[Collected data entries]
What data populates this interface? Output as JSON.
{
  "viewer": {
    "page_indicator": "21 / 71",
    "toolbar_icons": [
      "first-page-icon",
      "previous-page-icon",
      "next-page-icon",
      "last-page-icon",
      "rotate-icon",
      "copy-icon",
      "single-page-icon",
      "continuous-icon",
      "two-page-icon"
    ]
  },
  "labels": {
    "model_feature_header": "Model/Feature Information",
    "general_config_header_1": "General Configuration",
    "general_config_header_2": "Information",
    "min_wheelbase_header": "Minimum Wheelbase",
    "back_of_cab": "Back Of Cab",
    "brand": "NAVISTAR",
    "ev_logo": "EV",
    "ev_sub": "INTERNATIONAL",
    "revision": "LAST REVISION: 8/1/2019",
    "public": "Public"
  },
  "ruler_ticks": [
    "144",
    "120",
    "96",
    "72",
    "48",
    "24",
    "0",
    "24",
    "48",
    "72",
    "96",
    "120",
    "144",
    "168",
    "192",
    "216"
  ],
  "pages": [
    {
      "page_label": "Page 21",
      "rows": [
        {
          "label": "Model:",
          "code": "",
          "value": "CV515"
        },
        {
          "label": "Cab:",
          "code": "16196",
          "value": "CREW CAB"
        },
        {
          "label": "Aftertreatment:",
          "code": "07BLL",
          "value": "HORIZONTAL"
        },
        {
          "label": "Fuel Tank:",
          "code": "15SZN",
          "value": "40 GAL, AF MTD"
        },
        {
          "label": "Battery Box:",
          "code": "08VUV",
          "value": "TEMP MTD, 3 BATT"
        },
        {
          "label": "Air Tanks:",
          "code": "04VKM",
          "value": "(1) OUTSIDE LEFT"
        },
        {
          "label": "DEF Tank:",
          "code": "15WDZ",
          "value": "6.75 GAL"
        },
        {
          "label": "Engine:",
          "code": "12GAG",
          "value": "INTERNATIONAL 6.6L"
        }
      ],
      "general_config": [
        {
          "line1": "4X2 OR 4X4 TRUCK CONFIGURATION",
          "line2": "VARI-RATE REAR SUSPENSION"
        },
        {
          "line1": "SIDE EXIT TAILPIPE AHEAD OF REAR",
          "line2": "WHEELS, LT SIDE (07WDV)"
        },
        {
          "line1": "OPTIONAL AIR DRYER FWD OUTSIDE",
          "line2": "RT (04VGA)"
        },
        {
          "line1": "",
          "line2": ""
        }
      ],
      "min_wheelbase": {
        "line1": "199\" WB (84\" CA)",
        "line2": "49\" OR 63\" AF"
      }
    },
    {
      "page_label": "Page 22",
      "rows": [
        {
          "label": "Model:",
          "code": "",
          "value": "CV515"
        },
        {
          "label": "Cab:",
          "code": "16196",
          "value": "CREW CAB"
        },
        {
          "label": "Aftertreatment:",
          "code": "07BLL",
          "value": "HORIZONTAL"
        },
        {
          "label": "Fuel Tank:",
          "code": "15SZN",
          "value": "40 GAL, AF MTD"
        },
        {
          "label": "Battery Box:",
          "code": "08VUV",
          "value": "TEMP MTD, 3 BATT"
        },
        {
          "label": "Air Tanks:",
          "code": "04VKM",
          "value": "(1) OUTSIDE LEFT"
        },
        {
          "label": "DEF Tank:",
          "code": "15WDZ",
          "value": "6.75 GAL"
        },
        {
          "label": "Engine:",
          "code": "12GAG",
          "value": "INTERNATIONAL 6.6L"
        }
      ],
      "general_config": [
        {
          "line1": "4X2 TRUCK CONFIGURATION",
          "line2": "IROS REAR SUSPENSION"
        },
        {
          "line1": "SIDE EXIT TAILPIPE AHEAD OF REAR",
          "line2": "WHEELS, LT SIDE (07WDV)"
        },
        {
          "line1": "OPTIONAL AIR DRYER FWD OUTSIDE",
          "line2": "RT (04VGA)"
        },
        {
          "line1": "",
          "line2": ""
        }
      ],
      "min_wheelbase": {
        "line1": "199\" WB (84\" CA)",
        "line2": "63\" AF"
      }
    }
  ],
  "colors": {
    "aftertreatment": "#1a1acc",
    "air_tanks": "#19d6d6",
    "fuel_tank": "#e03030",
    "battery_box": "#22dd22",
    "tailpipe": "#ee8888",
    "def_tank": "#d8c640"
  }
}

Short task
Output every line above without altering anything.

Written solution
What data populates this interface? Output as JSON.
{
  "viewer": {
    "page_indicator": "21 / 71",
    "toolbar_icons": [
      "first-page-icon",
      "previous-page-icon",
      "next-page-icon",
      "last-page-icon",
      "rotate-icon",
      "copy-icon",
      "single-page-icon",
      "continuous-icon",
      "two-page-icon"
    ]
  },
  "labels": {
    "model_feature_header": "Model/Feature Information",
    "general_config_header_1": "General Configuration",
    "general_config_header_2": "Information",
    "min_wheelbase_header": "Minimum Wheelbase",
    "back_of_cab": "Back Of Cab",
    "brand": "NAVISTAR",
    "ev_logo": "EV",
    "ev_sub": "INTERNATIONAL",
    "revision": "LAST REVISION: 8/1/2019",
    "public": "Public"
  },
  "ruler_ticks": [
    "144",
    "120",
    "96",
    "72",
    "48",
    "24",
    "0",
    "24",
    "48",
    "72",
    "96",
    "120",
    "144",
    "168",
    "192",
    "216"
  ],
  "pages": [
    {
      "page_label": "Page 21",
      "rows": [
        {
          "label": "Model:",
          "code": "",
          "value": "CV515"
        },
        {
          "label": "Cab:",
          "code": "16196",
          "value": "CREW CAB"
        },
        {
          "label": "Aftertreatment:",
          "code": "07BLL",
          "value": "HORIZONTAL"
        },
        {
          "label": "Fuel Tank:",
          "code": "15SZN",
          "value": "40 GAL, AF MTD"
        },
        {
          "label": "Battery Box:",
          "code": "08VUV",
          "value": "TEMP MTD, 3 BATT"
        },
        {
          "label": "Air Tanks:",
          "code": "04VKM",
          "value": "(1) OUTSIDE LEFT"
        },
        {
          "label": "DEF Tank:",
          "code": "15WDZ",
          "value": "6.75 GAL"
        },
        {
          "label": "Engine:",
          "code": "12GAG",
          "value": "INTERNATIONAL 6.6L"
        }
      ],
      "general_config": [
        {
          "line1": "4X2 OR 4X4 TRUCK CONFIGURATION",
          "line2": "VARI-RATE REAR SUSPENSION"
        },
        {
          "line1": "SIDE EXIT TAILPIPE AHEAD OF REAR",
          "line2": "WHEELS, LT SIDE (07WDV)"
        },
        {
          "line1": "OPTIONAL AIR DRYER FWD OUTSIDE",
          "line2": "RT (04VGA)"
        },
        {
          "line1": "",
          "line2": ""
        }
      ],
      "min_wheelbase": {
        "line1": "199\" WB (84\" CA)",
        "line2": "49\" OR 63\" AF"
      }
    },
    {
      "page_label": "Page 22",
      "rows": [
        {
          "label": "Model:",
          "code": "",
          "value": "CV515"
        },
        {
          "label": "Cab:",
          "code": "16196",
          "value": "CREW CAB"
        },
        {
          "label": "Aftertreatment:",
          "code": "07BLL",
          "value": "HORIZONTAL"
        },
        {
          "label": "Fuel Tank:",
          "code": "15SZN",
          "value": "40 GAL, AF MTD"
        },
        {
          "label": "Battery Box:",
          "code": "08VUV",
          "value": "TEMP MTD, 3 BATT"
        },
        {
          "label": "Air Tanks:",
          "code": "04VKM",
          "value": "(1) OUTSIDE LEFT"
        },
        {
          "label": "DEF Tank:",
          "code": "15WDZ",
          "value": "6.75 GAL"
        },
        {
          "label": "Engine:",
          "code": "12GAG",
          "value": "INTERNATIONAL 6.6L"
        }
      ],
      "general_config": [
        {
          "line1": "4X2 TRUCK CONFIGURATION",
          "line2": "IROS REAR SUSPENSION"
        },
        {
          "line1": "SIDE EXIT TAILPIPE AHEAD OF REAR",
          "line2": "WHEELS, LT SIDE (07WDV)"
        },
        {
          "line1": "OPTIONAL AIR DRYER FWD OUTSIDE",
          "line2": "RT (04VGA)"
        },
        {
          "line1": "",
          "line2": ""
        }
      ],
      "min_wheelbase": {
        "line1": "199\" WB (84\" CA)",
        "line2": "63\" AF"
      }
    }
  ],
  "colors": {
    "aftertreatment": "#1a1acc",
    "air_tanks": "#19d6d6",
    "fuel_tank": "#e03030",
    "battery_box": "#22dd22",
    "tailpipe": "#ee8888",
    "def_tank": "#d8c640"
  }
}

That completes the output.